------ Listed entries

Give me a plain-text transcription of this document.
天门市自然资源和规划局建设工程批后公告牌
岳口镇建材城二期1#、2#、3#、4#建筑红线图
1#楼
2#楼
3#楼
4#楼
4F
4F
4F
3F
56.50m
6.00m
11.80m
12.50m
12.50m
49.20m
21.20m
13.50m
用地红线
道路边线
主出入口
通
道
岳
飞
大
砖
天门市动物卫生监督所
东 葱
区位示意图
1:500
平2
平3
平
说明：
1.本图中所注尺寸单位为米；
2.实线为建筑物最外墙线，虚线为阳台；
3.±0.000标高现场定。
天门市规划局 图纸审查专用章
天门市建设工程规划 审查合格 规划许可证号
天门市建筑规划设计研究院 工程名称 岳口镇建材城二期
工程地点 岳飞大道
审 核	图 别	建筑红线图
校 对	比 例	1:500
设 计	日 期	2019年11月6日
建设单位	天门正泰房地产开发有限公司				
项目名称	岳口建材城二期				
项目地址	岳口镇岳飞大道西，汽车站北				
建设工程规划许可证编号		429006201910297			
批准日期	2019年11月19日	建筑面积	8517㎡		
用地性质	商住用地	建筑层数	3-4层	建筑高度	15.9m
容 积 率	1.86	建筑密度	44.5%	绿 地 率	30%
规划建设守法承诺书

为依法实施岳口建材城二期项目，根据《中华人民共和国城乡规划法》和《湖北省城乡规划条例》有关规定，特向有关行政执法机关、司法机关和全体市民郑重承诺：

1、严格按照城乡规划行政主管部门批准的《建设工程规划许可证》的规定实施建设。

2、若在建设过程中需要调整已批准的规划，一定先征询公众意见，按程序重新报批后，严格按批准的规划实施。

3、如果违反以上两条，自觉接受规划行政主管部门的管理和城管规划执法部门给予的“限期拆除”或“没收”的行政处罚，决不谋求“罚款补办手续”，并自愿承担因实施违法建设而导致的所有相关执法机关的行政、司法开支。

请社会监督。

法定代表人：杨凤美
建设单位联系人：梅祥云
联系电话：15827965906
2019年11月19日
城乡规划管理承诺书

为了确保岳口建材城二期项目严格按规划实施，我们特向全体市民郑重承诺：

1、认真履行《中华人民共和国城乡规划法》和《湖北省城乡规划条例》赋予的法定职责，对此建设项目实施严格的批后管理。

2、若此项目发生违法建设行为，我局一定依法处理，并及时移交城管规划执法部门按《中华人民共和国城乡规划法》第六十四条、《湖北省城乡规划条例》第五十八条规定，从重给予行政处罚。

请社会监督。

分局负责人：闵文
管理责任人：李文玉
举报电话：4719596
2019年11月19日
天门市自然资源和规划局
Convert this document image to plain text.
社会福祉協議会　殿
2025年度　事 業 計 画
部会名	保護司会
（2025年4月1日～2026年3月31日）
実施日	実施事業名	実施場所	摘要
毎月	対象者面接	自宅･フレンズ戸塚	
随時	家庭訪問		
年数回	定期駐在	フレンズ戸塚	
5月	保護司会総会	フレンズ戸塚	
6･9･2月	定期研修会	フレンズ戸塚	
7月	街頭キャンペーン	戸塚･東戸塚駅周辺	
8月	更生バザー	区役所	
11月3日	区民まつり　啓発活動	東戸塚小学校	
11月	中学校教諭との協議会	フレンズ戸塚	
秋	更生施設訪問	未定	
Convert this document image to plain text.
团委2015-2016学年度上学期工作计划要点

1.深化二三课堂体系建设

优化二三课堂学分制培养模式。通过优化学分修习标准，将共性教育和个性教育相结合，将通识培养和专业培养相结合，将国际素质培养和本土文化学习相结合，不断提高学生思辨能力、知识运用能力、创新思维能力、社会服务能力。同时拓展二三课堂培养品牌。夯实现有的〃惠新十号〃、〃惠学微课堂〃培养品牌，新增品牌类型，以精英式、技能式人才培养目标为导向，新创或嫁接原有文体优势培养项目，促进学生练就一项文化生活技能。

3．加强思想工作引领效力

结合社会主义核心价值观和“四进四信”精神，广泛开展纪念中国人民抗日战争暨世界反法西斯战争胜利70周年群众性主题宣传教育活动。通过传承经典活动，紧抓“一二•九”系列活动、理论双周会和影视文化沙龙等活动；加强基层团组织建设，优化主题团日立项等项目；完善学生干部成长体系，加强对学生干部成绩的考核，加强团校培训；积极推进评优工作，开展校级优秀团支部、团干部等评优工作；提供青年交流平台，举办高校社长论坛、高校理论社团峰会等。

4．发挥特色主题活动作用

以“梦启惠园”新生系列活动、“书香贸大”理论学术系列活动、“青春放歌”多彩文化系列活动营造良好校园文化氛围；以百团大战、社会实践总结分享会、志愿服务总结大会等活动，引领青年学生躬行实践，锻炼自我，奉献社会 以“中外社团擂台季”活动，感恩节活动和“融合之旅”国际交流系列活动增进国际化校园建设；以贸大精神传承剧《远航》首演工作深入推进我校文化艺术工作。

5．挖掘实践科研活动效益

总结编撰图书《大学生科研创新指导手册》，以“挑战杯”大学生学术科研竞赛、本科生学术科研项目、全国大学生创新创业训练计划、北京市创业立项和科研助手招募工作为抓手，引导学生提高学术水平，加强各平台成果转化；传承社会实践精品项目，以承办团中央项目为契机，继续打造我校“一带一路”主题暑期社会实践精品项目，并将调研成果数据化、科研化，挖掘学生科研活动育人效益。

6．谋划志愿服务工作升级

------------

Write the entries again, exactly as they stand.

__Solution for this problem__.
Give me a plain-text transcription of this document.
天门市自然资源和规划局建设工程批后公告牌
岳口镇建材城二期1#、2#、3#、4#建筑红线图
1#楼
2#楼
3#楼
4#楼
4F
4F
4F
3F
56.50m
6.00m
11.80m
12.50m
12.50m
49.20m
21.20m
13.50m
用地红线
道路边线
主出入口
通
道
岳
飞
大
砖
天门市动物卫生监督所
东 葱
区位示意图
1:500
平2
平3
平
说明：
1.本图中所注尺寸单位为米；
2.实线为建筑物最外墙线，虚线为阳台；
3.±0.000标高现场定。
天门市规划局 图纸审查专用章
天门市建设工程规划 审查合格 规划许可证号
天门市建筑规划设计研究院 工程名称 岳口镇建材城二期
工程地点 岳飞大道
审 核	图 别	建筑红线图
校 对	比 例	1:500
设 计	日 期	2019年11月6日
建设单位	天门正泰房地产开发有限公司				
项目名称	岳口建材城二期				
项目地址	岳口镇岳飞大道西，汽车站北				
建设工程规划许可证编号		429006201910297			
批准日期	2019年11月19日	建筑面积	8517㎡		
用地性质	商住用地	建筑层数	3-4层	建筑高度	15.9m
容 积 率	1.86	建筑密度	44.5%	绿 地 率	30%
规划建设守法承诺书

为依法实施岳口建材城二期项目，根据《中华人民共和国城乡规划法》和《湖北省城乡规划条例》有关规定，特向有关行政执法机关、司法机关和全体市民郑重承诺：

1、严格按照城乡规划行政主管部门批准的《建设工程规划许可证》的规定实施建设。

2、若在建设过程中需要调整已批准的规划，一定先征询公众意见，按程序重新报批后，严格按批准的规划实施。

3、如果违反以上两条，自觉接受规划行政主管部门的管理和城管规划执法部门给予的“限期拆除”或“没收”的行政处罚，决不谋求“罚款补办手续”，并自愿承担因实施违法建设而导致的所有相关执法机关的行政、司法开支。

请社会监督。

法定代表人：杨凤美
建设单位联系人：梅祥云
联系电话：15827965906
2019年11月19日
城乡规划管理承诺书

为了确保岳口建材城二期项目严格按规划实施，我们特向全体市民郑重承诺：

1、认真履行《中华人民共和国城乡规划法》和《湖北省城乡规划条例》赋予的法定职责，对此建设项目实施严格的批后管理。

2、若此项目发生违法建设行为，我局一定依法处理，并及时移交城管规划执法部门按《中华人民共和国城乡规划法》第六十四条、《湖北省城乡规划条例》第五十八条规定，从重给予行政处罚。

请社会监督。

分局负责人：闵文
管理责任人：李文玉
举报电话：4719596
2019年11月19日
天门市自然资源和规划局
Convert this document image to plain text.
社会福祉協議会　殿
2025年度　事 業 計 画
部会名	保護司会
（2025年4月1日～2026年3月31日）
実施日	実施事業名	実施場所	摘要
毎月	対象者面接	自宅･フレンズ戸塚	
随時	家庭訪問		
年数回	定期駐在	フレンズ戸塚	
5月	保護司会総会	フレンズ戸塚	
6･9･2月	定期研修会	フレンズ戸塚	
7月	街頭キャンペーン	戸塚･東戸塚駅周辺	
8月	更生バザー	区役所	
11月3日	区民まつり　啓発活動	東戸塚小学校	
11月	中学校教諭との協議会	フレンズ戸塚	
秋	更生施設訪問	未定	
Convert this document image to plain text.
团委2015-2016学年度上学期工作计划要点

1.深化二三课堂体系建设

优化二三课堂学分制培养模式。通过优化学分修习标准，将共性教育和个性教育相结合，将通识培养和专业培养相结合，将国际素质培养和本土文化学习相结合，不断提高学生思辨能力、知识运用能力、创新思维能力、社会服务能力。同时拓展二三课堂培养品牌。夯实现有的〃惠新十号〃、〃惠学微课堂〃培养品牌，新增品牌类型，以精英式、技能式人才培养目标为导向，新创或嫁接原有文体优势培养项目，促进学生练就一项文化生活技能。

3．加强思想工作引领效力

结合社会主义核心价值观和“四进四信”精神，广泛开展纪念中国人民抗日战争暨世界反法西斯战争胜利70周年群众性主题宣传教育活动。通过传承经典活动，紧抓“一二•九”系列活动、理论双周会和影视文化沙龙等活动；加强基层团组织建设，优化主题团日立项等项目；完善学生干部成长体系，加强对学生干部成绩的考核，加强团校培训；积极推进评优工作，开展校级优秀团支部、团干部等评优工作；提供青年交流平台，举办高校社长论坛、高校理论社团峰会等。

4．发挥特色主题活动作用

以“梦启惠园”新生系列活动、“书香贸大”理论学术系列活动、“青春放歌”多彩文化系列活动营造良好校园文化氛围；以百团大战、社会实践总结分享会、志愿服务总结大会等活动，引领青年学生躬行实践，锻炼自我，奉献社会 以“中外社团擂台季”活动，感恩节活动和“融合之旅”国际交流系列活动增进国际化校园建设；以贸大精神传承剧《远航》首演工作深入推进我校文化艺术工作。

5．挖掘实践科研活动效益

总结编撰图书《大学生科研创新指导手册》，以“挑战杯”大学生学术科研竞赛、本科生学术科研项目、全国大学生创新创业训练计划、北京市创业立项和科研助手招募工作为抓手，引导学生提高学术水平，加强各平台成果转化；传承社会实践精品项目，以承办团中央项目为契机，继续打造我校“一带一路”主题暑期社会实践精品项目，并将调研成果数据化、科研化，挖掘学生科研活动育人效益。

6．谋划志愿服务工作升级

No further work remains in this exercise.